Produce the listing below again, exactly as shown.
[Begin Data records]
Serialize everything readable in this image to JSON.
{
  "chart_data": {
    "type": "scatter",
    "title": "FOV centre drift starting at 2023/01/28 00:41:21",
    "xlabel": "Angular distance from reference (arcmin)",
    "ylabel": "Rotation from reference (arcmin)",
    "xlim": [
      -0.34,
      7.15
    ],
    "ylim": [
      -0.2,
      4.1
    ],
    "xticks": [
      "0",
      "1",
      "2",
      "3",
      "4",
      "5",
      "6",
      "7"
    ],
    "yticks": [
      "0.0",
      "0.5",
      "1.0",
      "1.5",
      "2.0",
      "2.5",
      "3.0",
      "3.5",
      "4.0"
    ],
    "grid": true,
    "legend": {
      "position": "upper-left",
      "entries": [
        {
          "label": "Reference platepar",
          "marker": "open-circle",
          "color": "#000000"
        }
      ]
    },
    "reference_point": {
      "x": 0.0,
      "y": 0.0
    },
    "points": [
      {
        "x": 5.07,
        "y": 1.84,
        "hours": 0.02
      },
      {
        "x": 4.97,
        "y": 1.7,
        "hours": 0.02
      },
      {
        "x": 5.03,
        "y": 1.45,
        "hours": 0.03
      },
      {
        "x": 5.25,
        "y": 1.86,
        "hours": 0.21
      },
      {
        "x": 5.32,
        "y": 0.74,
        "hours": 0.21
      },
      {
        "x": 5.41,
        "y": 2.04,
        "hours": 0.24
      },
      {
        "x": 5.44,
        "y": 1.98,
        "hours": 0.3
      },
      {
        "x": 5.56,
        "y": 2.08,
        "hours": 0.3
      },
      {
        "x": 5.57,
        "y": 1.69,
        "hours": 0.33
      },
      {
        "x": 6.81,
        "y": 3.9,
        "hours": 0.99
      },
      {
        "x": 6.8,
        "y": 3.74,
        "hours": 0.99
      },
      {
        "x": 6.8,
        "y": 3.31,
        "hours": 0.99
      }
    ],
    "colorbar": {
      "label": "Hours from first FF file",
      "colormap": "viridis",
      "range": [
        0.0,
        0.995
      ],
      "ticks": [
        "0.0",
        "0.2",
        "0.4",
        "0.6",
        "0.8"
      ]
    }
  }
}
[End Data records]
Problem solution:
Serialize everything readable in this image to JSON.
{
  "chart_data": {
    "type": "scatter",
    "title": "FOV centre drift starting at 2023/01/28 00:41:21",
    "xlabel": "Angular distance from reference (arcmin)",
    "ylabel": "Rotation from reference (arcmin)",
    "xlim": [
      -0.34,
      7.15
    ],
    "ylim": [
      -0.2,
      4.1
    ],
    "xticks": [
      "0",
      "1",
      "2",
      "3",
      "4",
      "5",
      "6",
      "7"
    ],
    "yticks": [
      "0.0",
      "0.5",
      "1.0",
      "1.5",
      "2.0",
      "2.5",
      "3.0",
      "3.5",
      "4.0"
    ],
    "grid": true,
    "legend": {
      "position": "upper-left",
      "entries": [
        {
          "label": "Reference platepar",
          "marker": "open-circle",
          "color": "#000000"
        }
      ]
    },
    "reference_point": {
      "x": 0.0,
      "y": 0.0
    },
    "points": [
      {
        "x": 5.07,
        "y": 1.84,
        "hours": 0.02
      },
      {
        "x": 4.97,
        "y": 1.7,
        "hours": 0.02
      },
      {
        "x": 5.03,
        "y": 1.45,
        "hours": 0.03
      },
      {
        "x": 5.25,
        "y": 1.86,
        "hours": 0.21
      },
      {
        "x": 5.32,
        "y": 0.74,
        "hours": 0.21
      },
      {
        "x": 5.41,
        "y": 2.04,
        "hours": 0.24
      },
      {
        "x": 5.44,
        "y": 1.98,
        "hours": 0.3
      },
      {
        "x": 5.56,
        "y": 2.08,
        "hours": 0.3
      },
      {
        "x": 5.57,
        "y": 1.69,
        "hours": 0.33
      },
      {
        "x": 6.81,
        "y": 3.9,
        "hours": 0.99
      },
      {
        "x": 6.8,
        "y": 3.74,
        "hours": 0.99
      },
      {
        "x": 6.8,
        "y": 3.31,
        "hours": 0.99
      }
    ],
    "colorbar": {
      "label": "Hours from first FF file",
      "colormap": "viridis",
      "range": [
        0.0,
        0.995
      ],
      "ticks": [
        "0.0",
        "0.2",
        "0.4",
        "0.6",
        "0.8"
      ]
    }
  }
}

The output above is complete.